Directions | The lines to be set down run from the line containing "Enumerate this screenshot's" through the final line of the data below; print them exactly and print nothing else.

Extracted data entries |
===============
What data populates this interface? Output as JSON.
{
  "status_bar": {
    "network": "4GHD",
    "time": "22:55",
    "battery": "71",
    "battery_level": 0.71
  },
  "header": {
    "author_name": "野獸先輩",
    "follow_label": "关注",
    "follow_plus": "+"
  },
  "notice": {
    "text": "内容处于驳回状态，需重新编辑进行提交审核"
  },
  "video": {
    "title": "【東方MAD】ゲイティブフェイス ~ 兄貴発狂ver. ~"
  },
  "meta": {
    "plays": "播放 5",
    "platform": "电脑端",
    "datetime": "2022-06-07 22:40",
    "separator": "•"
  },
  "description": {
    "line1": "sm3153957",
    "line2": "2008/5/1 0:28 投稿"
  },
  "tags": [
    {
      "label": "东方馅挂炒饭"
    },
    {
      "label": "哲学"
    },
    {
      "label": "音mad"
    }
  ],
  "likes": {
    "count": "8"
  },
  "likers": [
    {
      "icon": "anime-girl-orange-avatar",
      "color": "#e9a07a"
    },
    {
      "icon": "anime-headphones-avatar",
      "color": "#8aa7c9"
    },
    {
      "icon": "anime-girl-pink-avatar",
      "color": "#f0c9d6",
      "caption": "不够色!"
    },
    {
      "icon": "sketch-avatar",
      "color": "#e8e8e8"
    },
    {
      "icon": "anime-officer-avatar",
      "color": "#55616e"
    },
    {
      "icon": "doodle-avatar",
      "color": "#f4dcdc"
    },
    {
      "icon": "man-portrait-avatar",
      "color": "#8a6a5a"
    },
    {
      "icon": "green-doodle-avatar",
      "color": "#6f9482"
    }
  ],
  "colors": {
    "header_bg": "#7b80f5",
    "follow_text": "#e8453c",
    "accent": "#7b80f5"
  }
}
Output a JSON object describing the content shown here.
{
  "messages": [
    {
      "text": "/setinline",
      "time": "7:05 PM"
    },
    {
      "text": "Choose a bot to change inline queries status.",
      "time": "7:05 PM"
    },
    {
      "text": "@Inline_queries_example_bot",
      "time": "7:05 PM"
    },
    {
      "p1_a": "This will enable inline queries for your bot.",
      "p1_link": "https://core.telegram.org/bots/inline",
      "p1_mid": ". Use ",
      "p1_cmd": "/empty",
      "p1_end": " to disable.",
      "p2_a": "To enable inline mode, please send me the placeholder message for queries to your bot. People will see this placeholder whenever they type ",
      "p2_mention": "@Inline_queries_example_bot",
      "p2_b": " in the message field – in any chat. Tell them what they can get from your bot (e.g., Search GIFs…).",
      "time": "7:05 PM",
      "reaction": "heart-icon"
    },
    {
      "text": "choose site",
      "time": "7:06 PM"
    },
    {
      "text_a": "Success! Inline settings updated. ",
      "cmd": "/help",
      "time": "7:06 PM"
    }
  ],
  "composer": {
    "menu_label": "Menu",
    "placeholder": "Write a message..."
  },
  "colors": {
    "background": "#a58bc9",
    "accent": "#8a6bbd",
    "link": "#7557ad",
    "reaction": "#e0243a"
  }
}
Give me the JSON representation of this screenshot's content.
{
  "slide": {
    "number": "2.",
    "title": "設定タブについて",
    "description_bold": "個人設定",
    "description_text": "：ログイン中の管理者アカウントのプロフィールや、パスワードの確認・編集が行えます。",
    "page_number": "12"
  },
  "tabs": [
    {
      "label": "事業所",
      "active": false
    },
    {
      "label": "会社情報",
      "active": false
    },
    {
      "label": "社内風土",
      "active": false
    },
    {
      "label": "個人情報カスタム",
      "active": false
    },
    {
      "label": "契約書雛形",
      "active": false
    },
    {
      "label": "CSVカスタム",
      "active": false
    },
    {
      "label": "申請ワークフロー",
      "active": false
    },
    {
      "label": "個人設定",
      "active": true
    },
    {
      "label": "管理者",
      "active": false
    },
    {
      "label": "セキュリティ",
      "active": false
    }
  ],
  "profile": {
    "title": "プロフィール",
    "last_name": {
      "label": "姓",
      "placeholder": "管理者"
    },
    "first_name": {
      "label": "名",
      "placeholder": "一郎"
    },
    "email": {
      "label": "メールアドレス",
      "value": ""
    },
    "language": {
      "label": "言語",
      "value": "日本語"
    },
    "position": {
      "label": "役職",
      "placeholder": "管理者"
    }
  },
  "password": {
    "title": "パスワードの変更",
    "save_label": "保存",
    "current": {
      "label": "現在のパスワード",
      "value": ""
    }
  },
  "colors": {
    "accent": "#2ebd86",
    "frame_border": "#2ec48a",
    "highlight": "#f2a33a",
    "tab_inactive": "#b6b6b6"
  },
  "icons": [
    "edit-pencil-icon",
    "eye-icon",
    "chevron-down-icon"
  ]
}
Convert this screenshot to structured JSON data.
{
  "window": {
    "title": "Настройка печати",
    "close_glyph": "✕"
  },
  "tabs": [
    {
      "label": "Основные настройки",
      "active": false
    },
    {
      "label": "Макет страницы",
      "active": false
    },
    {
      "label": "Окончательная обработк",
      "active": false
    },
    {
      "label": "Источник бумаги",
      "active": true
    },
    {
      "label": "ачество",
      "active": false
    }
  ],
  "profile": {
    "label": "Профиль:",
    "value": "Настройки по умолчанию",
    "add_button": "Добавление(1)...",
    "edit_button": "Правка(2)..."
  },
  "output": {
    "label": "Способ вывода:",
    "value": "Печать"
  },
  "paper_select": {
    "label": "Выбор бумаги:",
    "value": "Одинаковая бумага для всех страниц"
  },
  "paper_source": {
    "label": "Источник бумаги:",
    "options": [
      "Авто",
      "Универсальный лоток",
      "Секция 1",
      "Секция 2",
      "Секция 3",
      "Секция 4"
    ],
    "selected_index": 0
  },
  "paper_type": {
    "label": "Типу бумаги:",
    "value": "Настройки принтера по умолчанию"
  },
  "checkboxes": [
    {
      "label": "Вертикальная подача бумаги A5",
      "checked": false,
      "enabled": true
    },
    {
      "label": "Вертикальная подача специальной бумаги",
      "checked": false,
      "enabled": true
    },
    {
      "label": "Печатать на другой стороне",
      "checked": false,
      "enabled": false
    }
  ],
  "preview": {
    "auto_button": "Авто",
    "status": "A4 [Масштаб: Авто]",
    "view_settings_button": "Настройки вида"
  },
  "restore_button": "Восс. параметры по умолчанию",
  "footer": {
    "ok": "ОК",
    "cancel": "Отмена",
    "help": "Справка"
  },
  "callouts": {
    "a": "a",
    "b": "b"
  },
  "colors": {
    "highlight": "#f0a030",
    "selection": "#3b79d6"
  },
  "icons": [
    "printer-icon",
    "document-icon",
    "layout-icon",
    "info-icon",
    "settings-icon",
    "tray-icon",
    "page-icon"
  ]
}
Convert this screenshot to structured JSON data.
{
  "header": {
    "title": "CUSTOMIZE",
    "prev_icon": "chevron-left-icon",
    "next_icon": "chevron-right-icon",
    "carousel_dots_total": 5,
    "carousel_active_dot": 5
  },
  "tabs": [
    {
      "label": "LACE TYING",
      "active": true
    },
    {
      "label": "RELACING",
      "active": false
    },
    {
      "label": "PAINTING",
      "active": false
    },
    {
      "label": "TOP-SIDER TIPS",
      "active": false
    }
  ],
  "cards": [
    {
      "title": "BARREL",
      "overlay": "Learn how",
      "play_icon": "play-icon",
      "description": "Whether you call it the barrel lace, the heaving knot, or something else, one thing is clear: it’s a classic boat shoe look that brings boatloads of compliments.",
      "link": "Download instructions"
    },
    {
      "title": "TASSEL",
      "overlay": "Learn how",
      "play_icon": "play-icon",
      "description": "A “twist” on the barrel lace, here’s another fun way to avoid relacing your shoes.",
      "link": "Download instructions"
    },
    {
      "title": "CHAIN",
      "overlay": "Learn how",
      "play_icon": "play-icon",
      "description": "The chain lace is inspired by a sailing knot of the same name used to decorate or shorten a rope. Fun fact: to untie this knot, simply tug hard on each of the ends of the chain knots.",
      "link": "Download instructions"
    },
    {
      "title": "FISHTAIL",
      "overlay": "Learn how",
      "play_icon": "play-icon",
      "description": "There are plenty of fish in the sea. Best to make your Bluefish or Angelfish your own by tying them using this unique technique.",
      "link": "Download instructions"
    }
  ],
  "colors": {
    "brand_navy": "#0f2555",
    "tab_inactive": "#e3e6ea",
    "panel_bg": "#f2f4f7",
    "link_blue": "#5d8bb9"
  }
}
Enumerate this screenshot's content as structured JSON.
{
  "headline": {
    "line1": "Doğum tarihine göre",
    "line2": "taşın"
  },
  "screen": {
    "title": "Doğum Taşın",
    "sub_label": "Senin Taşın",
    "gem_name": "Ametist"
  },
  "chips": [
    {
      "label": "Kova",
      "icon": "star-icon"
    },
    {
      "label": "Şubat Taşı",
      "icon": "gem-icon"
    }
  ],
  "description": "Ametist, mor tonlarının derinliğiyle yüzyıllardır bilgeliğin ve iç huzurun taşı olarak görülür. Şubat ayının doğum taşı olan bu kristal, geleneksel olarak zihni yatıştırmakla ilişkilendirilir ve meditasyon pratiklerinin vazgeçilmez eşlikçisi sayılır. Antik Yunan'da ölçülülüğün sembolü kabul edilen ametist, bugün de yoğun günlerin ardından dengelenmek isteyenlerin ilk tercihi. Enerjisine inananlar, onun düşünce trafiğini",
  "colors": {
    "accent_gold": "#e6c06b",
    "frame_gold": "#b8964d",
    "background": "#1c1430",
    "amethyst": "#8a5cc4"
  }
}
===============
Solution |
Enumerate this screenshot's content as structured JSON.
{
  "headline": {
    "line1": "Doğum tarihine göre",
    "line2": "taşın"
  },
  "screen": {
    "title": "Doğum Taşın",
    "sub_label": "Senin Taşın",
    "gem_name": "Ametist"
  },
  "chips": [
    {
      "label": "Kova",
      "icon": "star-icon"
    },
    {
      "label": "Şubat Taşı",
      "icon": "gem-icon"
    }
  ],
  "description": "Ametist, mor tonlarının derinliğiyle yüzyıllardır bilgeliğin ve iç huzurun taşı olarak görülür. Şubat ayının doğum taşı olan bu kristal, geleneksel olarak zihni yatıştırmakla ilişkilendirilir ve meditasyon pratiklerinin vazgeçilmez eşlikçisi sayılır. Antik Yunan'da ölçülülüğün sembolü kabul edilen ametist, bugün de yoğun günlerin ardından dengelenmek isteyenlerin ilk tercihi. Enerjisine inananlar, onun düşünce trafiğini",
  "colors": {
    "accent_gold": "#e6c06b",
    "frame_gold": "#b8964d",
    "background": "#1c1430",
    "amethyst": "#8a5cc4"
  }
}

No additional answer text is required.